[Dataset rows about figures]

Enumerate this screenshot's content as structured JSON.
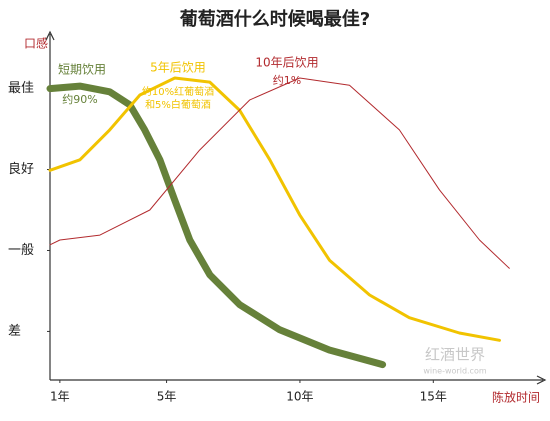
{
  "chart_data": {
    "type": "line",
    "title": "葡萄酒什么时候喝最佳?",
    "y_label": "口感",
    "x_label": "陈放时间",
    "watermark": "红酒世界",
    "watermark_url": "wine-world.com",
    "xlim": [
      0.63,
      19
    ],
    "xticks": [
      {
        "value": 1,
        "label": "1年"
      },
      {
        "value": 5,
        "label": "5年"
      },
      {
        "value": 10,
        "label": "10年"
      },
      {
        "value": 15,
        "label": "15年"
      }
    ],
    "ylim": [
      0.4,
      4.6
    ],
    "yticks": [
      {
        "value": 1,
        "label": "差"
      },
      {
        "value": 2,
        "label": "一般"
      },
      {
        "value": 3,
        "label": "良好"
      },
      {
        "value": 4,
        "label": "最佳"
      }
    ],
    "series": [
      {
        "name": "短期饮用",
        "notes": [
          "约90%"
        ],
        "color": "#66813a",
        "x": [
          0.63,
          1.75,
          2.87,
          3.62,
          4.18,
          4.75,
          5.31,
          5.87,
          6.62,
          7.74,
          9.24,
          11.1,
          13.1
        ],
        "values": [
          4.0,
          4.03,
          3.96,
          3.8,
          3.49,
          3.12,
          2.62,
          2.13,
          1.7,
          1.33,
          1.02,
          0.77,
          0.59
        ]
      },
      {
        "name": "5年后饮用",
        "notes": [
          "约10%红葡萄酒",
          "和5%白葡萄酒"
        ],
        "color": "#f1c300",
        "x": [
          0.63,
          1.75,
          2.87,
          4.0,
          5.31,
          6.62,
          7.74,
          8.87,
          9.99,
          11.11,
          12.61,
          14.1,
          15.98,
          17.48
        ],
        "values": [
          2.99,
          3.12,
          3.49,
          3.92,
          4.13,
          4.08,
          3.73,
          3.12,
          2.44,
          1.88,
          1.45,
          1.17,
          0.98,
          0.89
        ]
      },
      {
        "name": "10年后饮用",
        "notes": [
          "约1%"
        ],
        "color": "#b22a2e",
        "x": [
          0.63,
          1.0,
          2.5,
          4.37,
          6.24,
          8.12,
          9.99,
          11.86,
          13.73,
          15.23,
          16.73,
          17.85
        ],
        "values": [
          2.07,
          2.13,
          2.19,
          2.5,
          3.24,
          3.86,
          4.13,
          4.04,
          3.49,
          2.75,
          2.13,
          1.78
        ]
      }
    ]
  }
}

## [PROBLEM DESCRIPTION]
Each entry gets copied exactly; the pictures stay out.

## [TASK ANSWER]
Enumerate this screenshot's content as structured JSON.
{
  "chart_data": {
    "type": "line",
    "title": "葡萄酒什么时候喝最佳?",
    "y_label": "口感",
    "x_label": "陈放时间",
    "watermark": "红酒世界",
    "watermark_url": "wine-world.com",
    "xlim": [
      0.63,
      19
    ],
    "xticks": [
      {
        "value": 1,
        "label": "1年"
      },
      {
        "value": 5,
        "label": "5年"
      },
      {
        "value": 10,
        "label": "10年"
      },
      {
        "value": 15,
        "label": "15年"
      }
    ],
    "ylim": [
      0.4,
      4.6
    ],
    "yticks": [
      {
        "value": 1,
        "label": "差"
      },
      {
        "value": 2,
        "label": "一般"
      },
      {
        "value": 3,
        "label": "良好"
      },
      {
        "value": 4,
        "label": "最佳"
      }
    ],
    "series": [
      {
        "name": "短期饮用",
        "notes": [
          "约90%"
        ],
        "color": "#66813a",
        "x": [
          0.63,
          1.75,
          2.87,
          3.62,
          4.18,
          4.75,
          5.31,
          5.87,
          6.62,
          7.74,
          9.24,
          11.1,
          13.1
        ],
        "values": [
          4.0,
          4.03,
          3.96,
          3.8,
          3.49,
          3.12,
          2.62,
          2.13,
          1.7,
          1.33,
          1.02,
          0.77,
          0.59
        ]
      },
      {
        "name": "5年后饮用",
        "notes": [
          "约10%红葡萄酒",
          "和5%白葡萄酒"
        ],
        "color": "#f1c300",
        "x": [
          0.63,
          1.75,
          2.87,
          4.0,
          5.31,
          6.62,
          7.74,
          8.87,
          9.99,
          11.11,
          12.61,
          14.1,
          15.98,
          17.48
        ],
        "values": [
          2.99,
          3.12,
          3.49,
          3.92,
          4.13,
          4.08,
          3.73,
          3.12,
          2.44,
          1.88,
          1.45,
          1.17,
          0.98,
          0.89
        ]
      },
      {
        "name": "10年后饮用",
        "notes": [
          "约1%"
        ],
        "color": "#b22a2e",
        "x": [
          0.63,
          1.0,
          2.5,
          4.37,
          6.24,
          8.12,
          9.99,
          11.86,
          13.73,
          15.23,
          16.73,
          17.85
        ],
        "values": [
          2.07,
          2.13,
          2.19,
          2.5,
          3.24,
          3.86,
          4.13,
          4.04,
          3.49,
          2.75,
          2.13,
          1.78
        ]
      }
    ]
  }
}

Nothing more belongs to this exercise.